# Exercise directions:
Set each record down exactly, excluding all images.

# Data:

++++++

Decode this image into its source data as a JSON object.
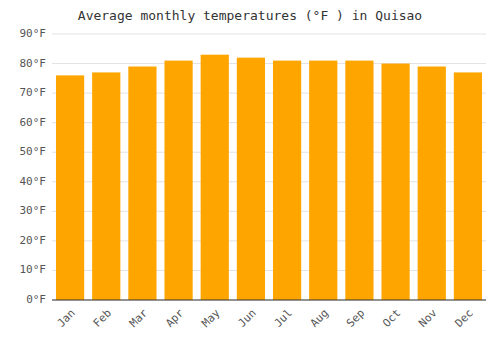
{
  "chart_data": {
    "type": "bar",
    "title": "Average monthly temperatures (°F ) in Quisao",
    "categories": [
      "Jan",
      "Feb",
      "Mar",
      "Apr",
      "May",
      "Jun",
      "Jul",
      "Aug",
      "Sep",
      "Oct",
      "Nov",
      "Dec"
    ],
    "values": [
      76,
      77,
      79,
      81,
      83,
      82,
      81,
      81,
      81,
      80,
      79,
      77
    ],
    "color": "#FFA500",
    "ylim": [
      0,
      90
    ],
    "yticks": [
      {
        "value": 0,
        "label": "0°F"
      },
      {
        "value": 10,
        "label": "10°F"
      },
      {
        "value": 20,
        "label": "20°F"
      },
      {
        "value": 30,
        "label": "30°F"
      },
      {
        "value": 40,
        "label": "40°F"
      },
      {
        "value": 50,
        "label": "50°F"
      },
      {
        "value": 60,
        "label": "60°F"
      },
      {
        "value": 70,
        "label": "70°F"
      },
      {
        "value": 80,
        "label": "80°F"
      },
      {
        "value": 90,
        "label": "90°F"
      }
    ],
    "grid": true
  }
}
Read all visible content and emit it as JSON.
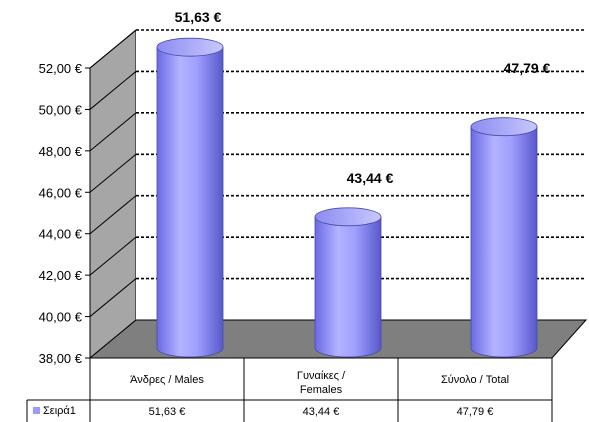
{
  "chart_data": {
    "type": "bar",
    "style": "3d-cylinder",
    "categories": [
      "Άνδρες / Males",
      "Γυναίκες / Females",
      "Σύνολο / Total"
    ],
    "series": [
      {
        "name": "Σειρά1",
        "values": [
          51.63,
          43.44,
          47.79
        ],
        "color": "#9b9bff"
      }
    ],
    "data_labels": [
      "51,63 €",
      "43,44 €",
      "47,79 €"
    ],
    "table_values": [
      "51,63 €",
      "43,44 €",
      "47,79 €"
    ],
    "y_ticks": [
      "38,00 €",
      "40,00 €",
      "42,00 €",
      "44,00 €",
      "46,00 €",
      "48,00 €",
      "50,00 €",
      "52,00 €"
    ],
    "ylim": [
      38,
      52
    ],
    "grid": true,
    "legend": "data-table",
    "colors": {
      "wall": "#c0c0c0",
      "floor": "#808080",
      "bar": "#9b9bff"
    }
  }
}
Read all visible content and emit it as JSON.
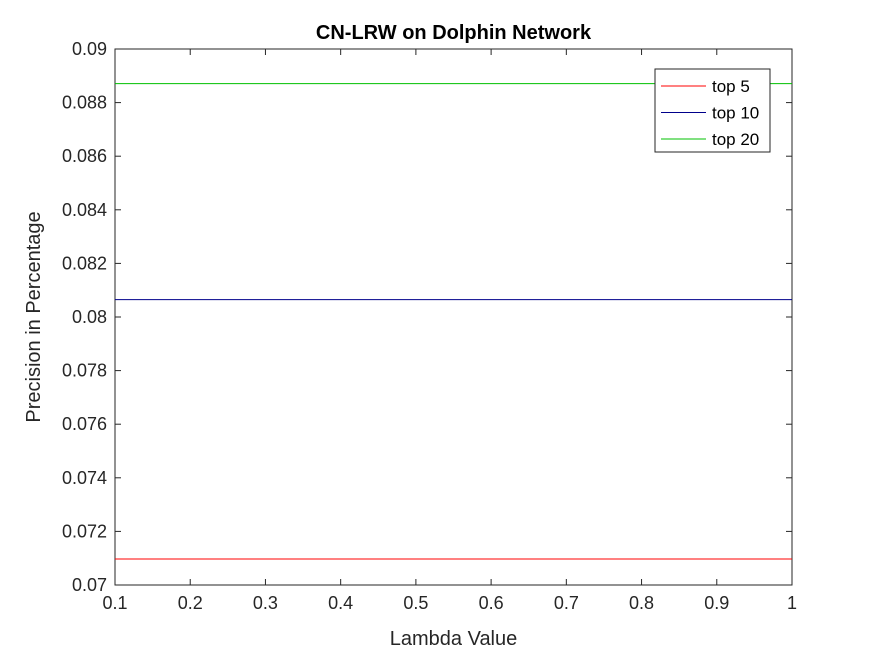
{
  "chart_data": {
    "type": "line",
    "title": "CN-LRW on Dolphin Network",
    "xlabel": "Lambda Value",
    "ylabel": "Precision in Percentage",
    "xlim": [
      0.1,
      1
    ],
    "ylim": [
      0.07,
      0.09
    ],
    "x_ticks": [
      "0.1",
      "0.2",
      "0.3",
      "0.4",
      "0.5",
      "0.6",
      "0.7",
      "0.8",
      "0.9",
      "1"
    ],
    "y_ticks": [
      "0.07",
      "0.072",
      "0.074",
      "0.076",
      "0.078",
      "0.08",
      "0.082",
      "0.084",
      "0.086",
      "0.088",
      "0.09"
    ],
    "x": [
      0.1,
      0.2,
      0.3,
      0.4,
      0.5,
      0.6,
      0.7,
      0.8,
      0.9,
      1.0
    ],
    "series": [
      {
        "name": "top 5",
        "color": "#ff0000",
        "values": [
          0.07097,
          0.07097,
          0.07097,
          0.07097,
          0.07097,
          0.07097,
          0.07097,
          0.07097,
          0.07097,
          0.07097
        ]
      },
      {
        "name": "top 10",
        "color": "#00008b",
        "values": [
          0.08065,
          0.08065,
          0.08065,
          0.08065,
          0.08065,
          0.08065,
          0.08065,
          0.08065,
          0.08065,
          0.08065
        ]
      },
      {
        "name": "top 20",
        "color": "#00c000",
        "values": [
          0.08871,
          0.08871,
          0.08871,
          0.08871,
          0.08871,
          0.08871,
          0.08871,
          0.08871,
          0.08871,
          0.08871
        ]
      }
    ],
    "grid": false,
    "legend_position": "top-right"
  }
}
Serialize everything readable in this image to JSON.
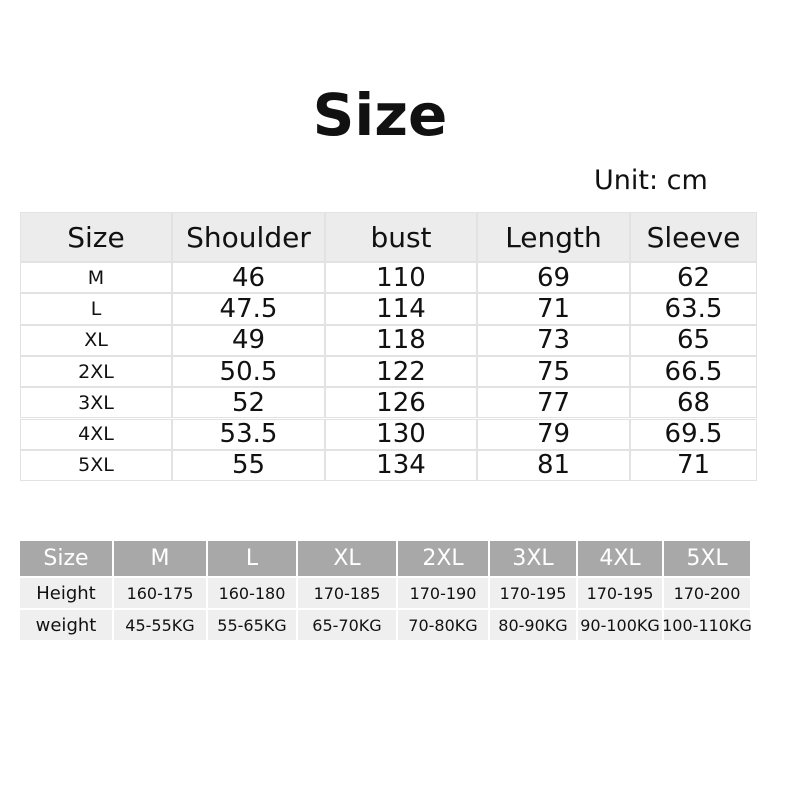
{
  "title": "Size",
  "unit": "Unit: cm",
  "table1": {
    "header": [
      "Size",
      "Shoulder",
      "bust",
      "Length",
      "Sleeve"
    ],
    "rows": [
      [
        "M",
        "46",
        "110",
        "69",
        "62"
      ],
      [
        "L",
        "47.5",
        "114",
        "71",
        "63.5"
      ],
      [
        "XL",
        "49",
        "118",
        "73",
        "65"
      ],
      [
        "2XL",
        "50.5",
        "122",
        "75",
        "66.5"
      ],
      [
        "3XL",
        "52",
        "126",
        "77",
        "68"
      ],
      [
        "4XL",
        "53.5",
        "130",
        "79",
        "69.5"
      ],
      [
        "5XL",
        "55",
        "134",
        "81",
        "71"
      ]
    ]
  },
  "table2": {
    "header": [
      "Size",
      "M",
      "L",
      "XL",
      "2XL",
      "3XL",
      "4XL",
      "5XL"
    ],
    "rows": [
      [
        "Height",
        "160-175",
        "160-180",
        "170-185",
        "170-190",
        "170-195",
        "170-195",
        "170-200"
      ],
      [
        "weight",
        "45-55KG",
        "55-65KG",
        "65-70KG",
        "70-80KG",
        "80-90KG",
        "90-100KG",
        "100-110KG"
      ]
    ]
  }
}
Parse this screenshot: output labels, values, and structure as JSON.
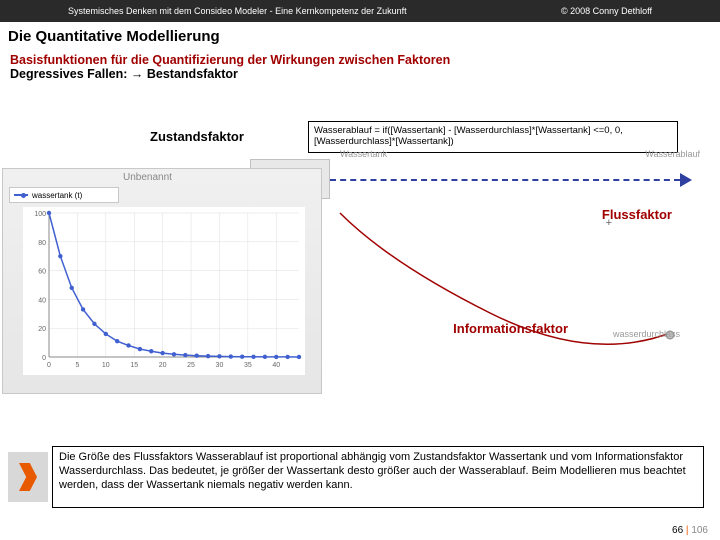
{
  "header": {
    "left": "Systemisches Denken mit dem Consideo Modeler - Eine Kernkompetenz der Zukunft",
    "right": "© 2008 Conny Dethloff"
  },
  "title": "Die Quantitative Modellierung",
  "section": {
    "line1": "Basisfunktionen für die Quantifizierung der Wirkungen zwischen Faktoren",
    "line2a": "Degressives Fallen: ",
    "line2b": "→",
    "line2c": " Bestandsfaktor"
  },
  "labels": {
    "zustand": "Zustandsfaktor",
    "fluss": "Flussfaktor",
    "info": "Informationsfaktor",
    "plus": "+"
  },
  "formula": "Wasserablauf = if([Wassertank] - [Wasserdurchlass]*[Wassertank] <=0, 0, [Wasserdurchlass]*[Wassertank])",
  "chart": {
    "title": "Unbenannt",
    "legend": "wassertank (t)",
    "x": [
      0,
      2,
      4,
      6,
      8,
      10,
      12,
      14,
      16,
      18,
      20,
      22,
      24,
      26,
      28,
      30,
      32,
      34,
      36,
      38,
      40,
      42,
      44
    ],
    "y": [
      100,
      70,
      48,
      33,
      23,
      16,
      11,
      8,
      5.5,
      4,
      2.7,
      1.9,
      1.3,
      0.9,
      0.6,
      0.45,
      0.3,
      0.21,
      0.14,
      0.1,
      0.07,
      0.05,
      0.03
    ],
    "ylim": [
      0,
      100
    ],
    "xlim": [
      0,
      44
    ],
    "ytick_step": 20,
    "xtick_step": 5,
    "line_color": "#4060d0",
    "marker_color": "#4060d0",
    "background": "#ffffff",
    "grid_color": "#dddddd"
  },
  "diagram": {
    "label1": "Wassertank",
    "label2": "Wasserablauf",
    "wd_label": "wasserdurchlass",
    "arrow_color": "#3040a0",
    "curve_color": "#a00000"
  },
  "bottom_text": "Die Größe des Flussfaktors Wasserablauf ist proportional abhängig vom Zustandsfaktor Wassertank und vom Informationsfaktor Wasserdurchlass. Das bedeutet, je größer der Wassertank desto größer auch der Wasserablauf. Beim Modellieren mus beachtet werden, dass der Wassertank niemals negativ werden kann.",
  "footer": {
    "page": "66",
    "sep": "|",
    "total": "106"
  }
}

++++++

# Completed exercise:
Decode this image into its source data as a JSON object.
{
  "chart_data": {
    "type": "bar",
    "title": "Average monthly temperatures (°F ) in Quisao",
    "categories": [
      "Jan",
      "Feb",
      "Mar",
      "Apr",
      "May",
      "Jun",
      "Jul",
      "Aug",
      "Sep",
      "Oct",
      "Nov",
      "Dec"
    ],
    "values": [
      76,
      77,
      79,
      81,
      83,
      82,
      81,
      81,
      81,
      80,
      79,
      77
    ],
    "color": "#FFA500",
    "ylim": [
      0,
      90
    ],
    "yticks": [
      {
        "value": 0,
        "label": "0°F"
      },
      {
        "value": 10,
        "label": "10°F"
      },
      {
        "value": 20,
        "label": "20°F"
      },
      {
        "value": 30,
        "label": "30°F"
      },
      {
        "value": 40,
        "label": "40°F"
      },
      {
        "value": 50,
        "label": "50°F"
      },
      {
        "value": 60,
        "label": "60°F"
      },
      {
        "value": 70,
        "label": "70°F"
      },
      {
        "value": 80,
        "label": "80°F"
      },
      {
        "value": 90,
        "label": "90°F"
      }
    ],
    "grid": true
  }
}
Read all visible content and emit it as JSON.
{
  "chart_data": {
    "type": "bar",
    "style": "3d-cylinder",
    "categories": [
      "Άνδρες / Males",
      "Γυναίκες / Females",
      "Σύνολο / Total"
    ],
    "series": [
      {
        "name": "Σειρά1",
        "values": [
          51.63,
          43.44,
          47.79
        ],
        "color": "#9b9bff"
      }
    ],
    "data_labels": [
      "51,63 €",
      "43,44 €",
      "47,79 €"
    ],
    "table_values": [
      "51,63 €",
      "43,44 €",
      "47,79 €"
    ],
    "y_ticks": [
      "38,00 €",
      "40,00 €",
      "42,00 €",
      "44,00 €",
      "46,00 €",
      "48,00 €",
      "50,00 €",
      "52,00 €"
    ],
    "ylim": [
      38,
      52
    ],
    "grid": true,
    "legend": "data-table",
    "colors": {
      "wall": "#c0c0c0",
      "floor": "#808080",
      "bar": "#9b9bff"
    }
  }
}
Read all visible content and emit it as JSON.
{
  "chart_data": {
    "type": "line",
    "title": "CN-LRW on Dolphin Network",
    "xlabel": "Lambda Value",
    "ylabel": "Precision in Percentage",
    "xlim": [
      0.1,
      1
    ],
    "ylim": [
      0.07,
      0.09
    ],
    "x_ticks": [
      "0.1",
      "0.2",
      "0.3",
      "0.4",
      "0.5",
      "0.6",
      "0.7",
      "0.8",
      "0.9",
      "1"
    ],
    "y_ticks": [
      "0.07",
      "0.072",
      "0.074",
      "0.076",
      "0.078",
      "0.08",
      "0.082",
      "0.084",
      "0.086",
      "0.088",
      "0.09"
    ],
    "x": [
      0.1,
      0.2,
      0.3,
      0.4,
      0.5,
      0.6,
      0.7,
      0.8,
      0.9,
      1.0
    ],
    "series": [
      {
        "name": "top 5",
        "color": "#ff0000",
        "values": [
          0.07097,
          0.07097,
          0.07097,
          0.07097,
          0.07097,
          0.07097,
          0.07097,
          0.07097,
          0.07097,
          0.07097
        ]
      },
      {
        "name": "top 10",
        "color": "#00008b",
        "values": [
          0.08065,
          0.08065,
          0.08065,
          0.08065,
          0.08065,
          0.08065,
          0.08065,
          0.08065,
          0.08065,
          0.08065
        ]
      },
      {
        "name": "top 20",
        "color": "#00c000",
        "values": [
          0.08871,
          0.08871,
          0.08871,
          0.08871,
          0.08871,
          0.08871,
          0.08871,
          0.08871,
          0.08871,
          0.08871
        ]
      }
    ],
    "grid": false,
    "legend_position": "top-right"
  }
}
Serialize everything readable in this image to JSON.
{
  "title": "Size",
  "unit": "Unit: cm",
  "table1": {
    "header": [
      "Size",
      "Shoulder",
      "bust",
      "Length",
      "Sleeve"
    ],
    "rows": [
      [
        "M",
        "46",
        "110",
        "69",
        "62"
      ],
      [
        "L",
        "47.5",
        "114",
        "71",
        "63.5"
      ],
      [
        "XL",
        "49",
        "118",
        "73",
        "65"
      ],
      [
        "2XL",
        "50.5",
        "122",
        "75",
        "66.5"
      ],
      [
        "3XL",
        "52",
        "126",
        "77",
        "68"
      ],
      [
        "4XL",
        "53.5",
        "130",
        "79",
        "69.5"
      ],
      [
        "5XL",
        "55",
        "134",
        "81",
        "71"
      ]
    ]
  },
  "table2": {
    "header": [
      "Size",
      "M",
      "L",
      "XL",
      "2XL",
      "3XL",
      "4XL",
      "5XL"
    ],
    "rows": [
      [
        "Height",
        "160-175",
        "160-180",
        "170-185",
        "170-190",
        "170-195",
        "170-195",
        "170-200"
      ],
      [
        "weight",
        "45-55KG",
        "55-65KG",
        "65-70KG",
        "70-80KG",
        "80-90KG",
        "90-100KG",
        "100-110KG"
      ]
    ]
  }
}
Parse this screenshot: output labels, values, and structure as JSON.
{
  "header": {
    "left": "Systemisches Denken mit dem Consideo Modeler - Eine Kernkompetenz der Zukunft",
    "right": "© 2008 Conny Dethloff"
  },
  "title": "Die Quantitative Modellierung",
  "section": {
    "line1": "Basisfunktionen für die Quantifizierung der Wirkungen zwischen Faktoren",
    "line2a": "Degressives Fallen: ",
    "line2b": "→",
    "line2c": " Bestandsfaktor"
  },
  "labels": {
    "zustand": "Zustandsfaktor",
    "fluss": "Flussfaktor",
    "info": "Informationsfaktor",
    "plus": "+"
  },
  "formula": "Wasserablauf = if([Wassertank] - [Wasserdurchlass]*[Wassertank] <=0, 0, [Wasserdurchlass]*[Wassertank])",
  "chart": {
    "title": "Unbenannt",
    "legend": "wassertank (t)",
    "x": [
      0,
      2,
      4,
      6,
      8,
      10,
      12,
      14,
      16,
      18,
      20,
      22,
      24,
      26,
      28,
      30,
      32,
      34,
      36,
      38,
      40,
      42,
      44
    ],
    "y": [
      100,
      70,
      48,
      33,
      23,
      16,
      11,
      8,
      5.5,
      4,
      2.7,
      1.9,
      1.3,
      0.9,
      0.6,
      0.45,
      0.3,
      0.21,
      0.14,
      0.1,
      0.07,
      0.05,
      0.03
    ],
    "ylim": [
      0,
      100
    ],
    "xlim": [
      0,
      44
    ],
    "ytick_step": 20,
    "xtick_step": 5,
    "line_color": "#4060d0",
    "marker_color": "#4060d0",
    "background": "#ffffff",
    "grid_color": "#dddddd"
  },
  "diagram": {
    "label1": "Wassertank",
    "label2": "Wasserablauf",
    "wd_label": "wasserdurchlass",
    "arrow_color": "#3040a0",
    "curve_color": "#a00000"
  },
  "bottom_text": "Die Größe des Flussfaktors Wasserablauf ist proportional abhängig vom Zustandsfaktor Wassertank und vom Informationsfaktor Wasserdurchlass. Das bedeutet, je größer der Wassertank desto größer auch der Wasserablauf. Beim Modellieren mus beachtet werden, dass der Wassertank niemals negativ werden kann.",
  "footer": {
    "page": "66",
    "sep": "|",
    "total": "106"
  }
}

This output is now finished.